> _Requirement_
Using the entries that follow, collect the lines where the word "Variable" appears.
-- Records shown start --
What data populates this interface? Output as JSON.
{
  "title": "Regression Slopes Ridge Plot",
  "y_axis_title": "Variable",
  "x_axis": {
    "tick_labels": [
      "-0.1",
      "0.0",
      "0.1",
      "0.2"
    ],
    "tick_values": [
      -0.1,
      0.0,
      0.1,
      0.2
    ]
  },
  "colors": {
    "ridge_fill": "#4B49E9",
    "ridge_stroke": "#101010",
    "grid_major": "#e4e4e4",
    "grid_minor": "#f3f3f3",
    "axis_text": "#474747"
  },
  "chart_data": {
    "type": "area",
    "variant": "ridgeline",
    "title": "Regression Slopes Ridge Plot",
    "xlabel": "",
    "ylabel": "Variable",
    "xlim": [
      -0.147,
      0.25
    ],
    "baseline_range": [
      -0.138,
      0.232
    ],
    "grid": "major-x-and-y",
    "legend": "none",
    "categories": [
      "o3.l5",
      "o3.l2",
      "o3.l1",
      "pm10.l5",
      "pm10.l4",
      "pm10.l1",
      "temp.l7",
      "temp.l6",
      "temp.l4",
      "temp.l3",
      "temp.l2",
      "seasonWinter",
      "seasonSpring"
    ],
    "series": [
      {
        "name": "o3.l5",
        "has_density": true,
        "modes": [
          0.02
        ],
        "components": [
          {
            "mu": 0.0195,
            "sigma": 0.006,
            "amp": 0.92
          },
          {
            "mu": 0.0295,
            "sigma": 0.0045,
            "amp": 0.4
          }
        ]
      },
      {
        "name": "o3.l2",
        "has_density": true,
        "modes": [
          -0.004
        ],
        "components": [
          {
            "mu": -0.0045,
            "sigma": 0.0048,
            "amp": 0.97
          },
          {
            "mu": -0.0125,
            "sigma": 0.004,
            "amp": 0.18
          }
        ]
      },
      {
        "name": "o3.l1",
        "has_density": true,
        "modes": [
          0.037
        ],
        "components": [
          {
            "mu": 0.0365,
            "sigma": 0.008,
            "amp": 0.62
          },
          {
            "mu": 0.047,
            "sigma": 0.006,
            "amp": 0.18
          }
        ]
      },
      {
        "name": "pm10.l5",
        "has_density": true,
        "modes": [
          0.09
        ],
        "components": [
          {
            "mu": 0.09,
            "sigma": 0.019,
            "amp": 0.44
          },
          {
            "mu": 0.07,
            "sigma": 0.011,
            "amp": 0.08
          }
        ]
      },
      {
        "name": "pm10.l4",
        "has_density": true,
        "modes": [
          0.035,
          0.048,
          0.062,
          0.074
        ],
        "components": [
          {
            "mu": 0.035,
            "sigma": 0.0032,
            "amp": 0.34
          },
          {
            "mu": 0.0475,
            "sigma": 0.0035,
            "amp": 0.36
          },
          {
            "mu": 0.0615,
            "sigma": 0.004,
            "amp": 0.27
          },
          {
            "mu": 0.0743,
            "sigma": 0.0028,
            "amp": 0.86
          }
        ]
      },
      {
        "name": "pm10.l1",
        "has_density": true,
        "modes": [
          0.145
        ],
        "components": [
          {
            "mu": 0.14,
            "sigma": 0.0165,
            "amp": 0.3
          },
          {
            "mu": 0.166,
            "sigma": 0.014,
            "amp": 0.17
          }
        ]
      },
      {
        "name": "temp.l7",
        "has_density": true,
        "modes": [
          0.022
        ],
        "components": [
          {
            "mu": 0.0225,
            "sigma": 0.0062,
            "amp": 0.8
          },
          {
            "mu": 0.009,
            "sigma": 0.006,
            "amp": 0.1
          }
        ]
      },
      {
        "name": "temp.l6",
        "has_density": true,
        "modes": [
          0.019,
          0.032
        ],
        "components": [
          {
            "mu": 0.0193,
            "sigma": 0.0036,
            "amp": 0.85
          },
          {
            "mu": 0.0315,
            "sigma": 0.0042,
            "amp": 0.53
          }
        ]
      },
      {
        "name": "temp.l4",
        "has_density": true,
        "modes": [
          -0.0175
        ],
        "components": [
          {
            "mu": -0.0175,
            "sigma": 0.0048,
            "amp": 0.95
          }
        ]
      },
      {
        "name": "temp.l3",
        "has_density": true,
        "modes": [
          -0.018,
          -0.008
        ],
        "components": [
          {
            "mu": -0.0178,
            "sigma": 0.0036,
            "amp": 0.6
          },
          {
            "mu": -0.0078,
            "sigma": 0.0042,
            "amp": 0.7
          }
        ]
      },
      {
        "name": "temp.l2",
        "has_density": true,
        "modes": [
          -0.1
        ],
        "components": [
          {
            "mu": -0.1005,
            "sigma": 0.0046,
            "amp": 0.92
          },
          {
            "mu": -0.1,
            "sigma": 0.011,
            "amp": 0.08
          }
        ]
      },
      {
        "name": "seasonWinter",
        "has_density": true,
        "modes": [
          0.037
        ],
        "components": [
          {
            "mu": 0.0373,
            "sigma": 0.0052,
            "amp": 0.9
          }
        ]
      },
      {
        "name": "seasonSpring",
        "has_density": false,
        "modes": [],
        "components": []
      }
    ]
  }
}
-- Records shown end --
> _Completed task_
  "y_axis_title": "Variable",
    "ylabel": "Variable",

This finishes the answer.